本文:
================

経営戦略デザインのパイオニアが語るCIの「これまで」と「これから」(後編)

中西 元男氏(後編)

【プロフィール】

PAOSグループ代表
中西 元男氏

神戸生まれ。桑沢デザイン研究所を経て、早稲田大学第一文学部美術専修卒業。在学中、総合大学にこそデザイン教育の拠点をと「早稲田大学デザイン学部設置への試案」を発表するほか、著名な建築評論家浜口隆一氏と経営戦略デザイン書「デザイン・ポリシー/企業イメージの形成」を1964年に共著。1968年株式会社PAOS設立。約100社のCI・ブランド&事業戦略デザイン等を手掛ける。1998年株式会社中西元男事務所を設立し、拡デザイン教育&コンサルティングに注力。2010年~ニュービジネススクール「STRAMD(戦略経営デザイン人材育成)」主宰。



聞き手:ブランド・マネージャー認定協会 ディレクター 能藤




1968年に設立され、企業のCIやブランド、事業戦略のデザイン等に取り組んできたPAOS。「経営者に理解されるデザイン理論の確立とデザイン手法の開発」をテーマに、これまでに日本初となるデザイン・マニュアルの作成等、数多くの事例を手がけています。後篇では、代表の中西元男氏に、実際の手法について具体例を交えてその一端を語っていただきました。



デザインは企業固有のDNAを無視しては成り立たない

聞き手

今回は手法について、できるだけ踏み込んでお伺いできればと思います。著書の「コーポレート・アイデンティティ戦略―デザインが企業経営を変える」などによりますと、まず予備調査を行い、次に方針仮説を立て、そして本格的な調査分析を行って開発コンセプトを立ててから表現デザインに取り組む、とされています。

================

データ部:

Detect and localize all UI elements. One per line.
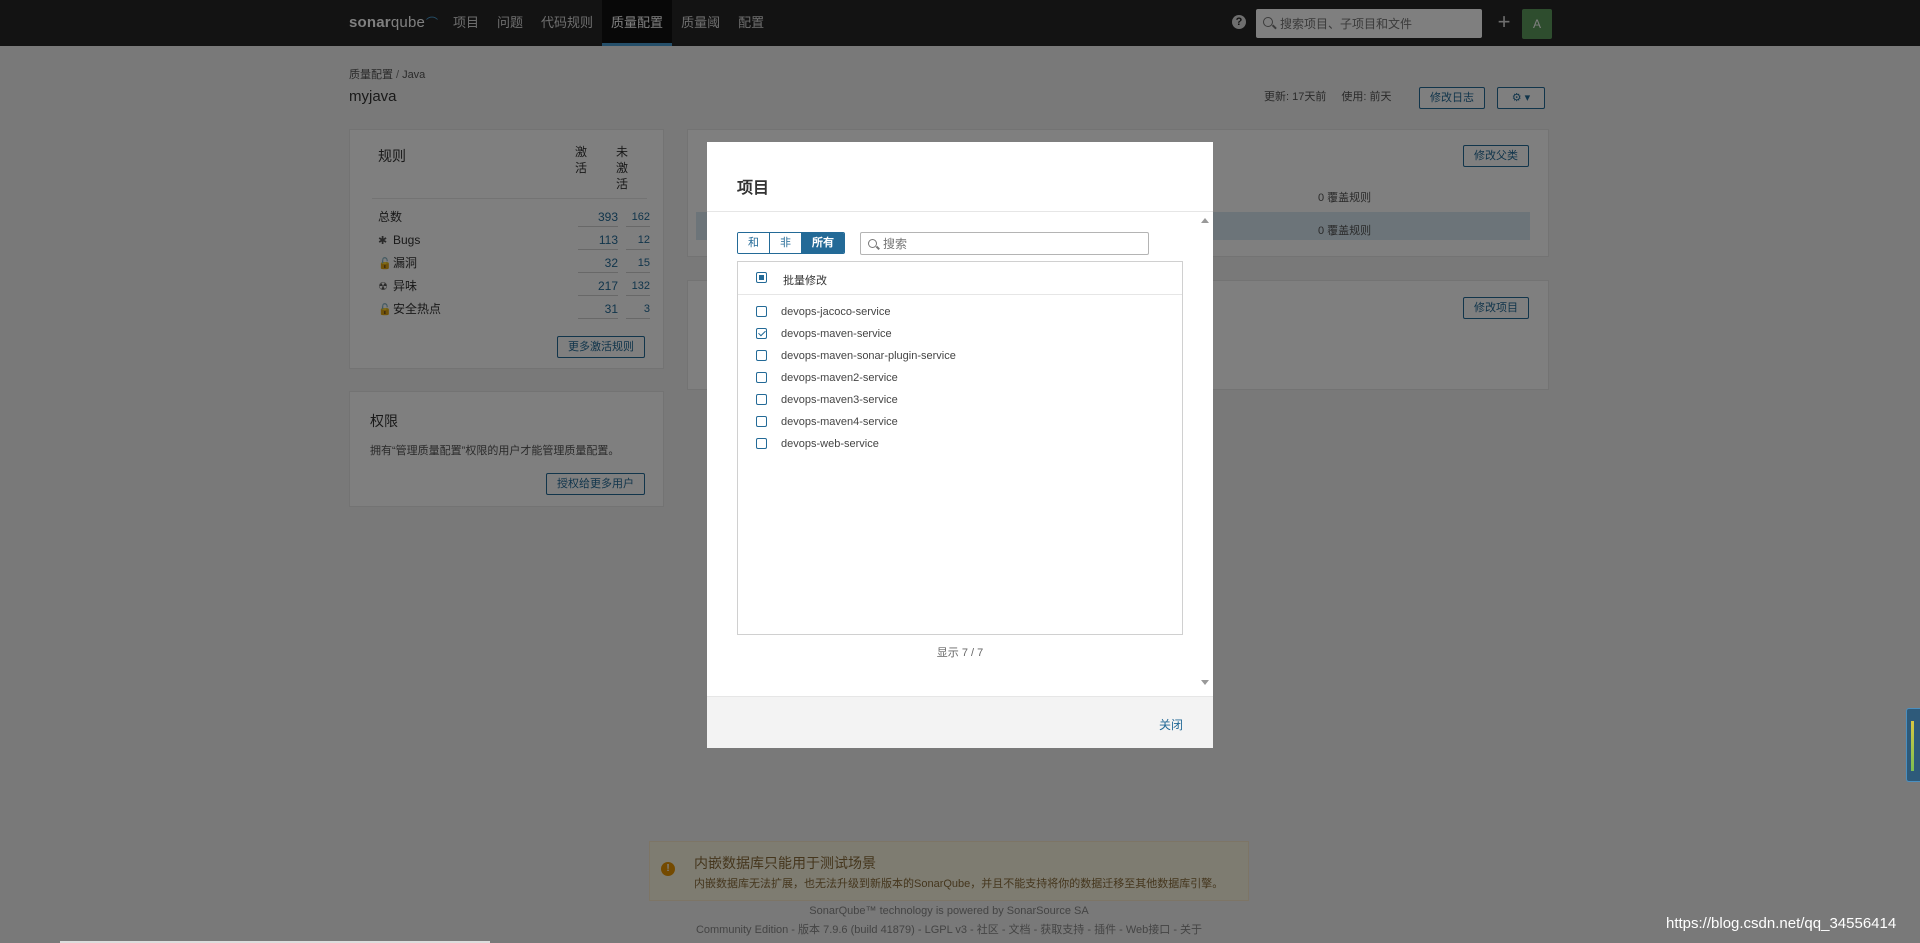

================

問題文:
本文によると、株式会社PAOSは何年に設立されたか。

解答:
1968年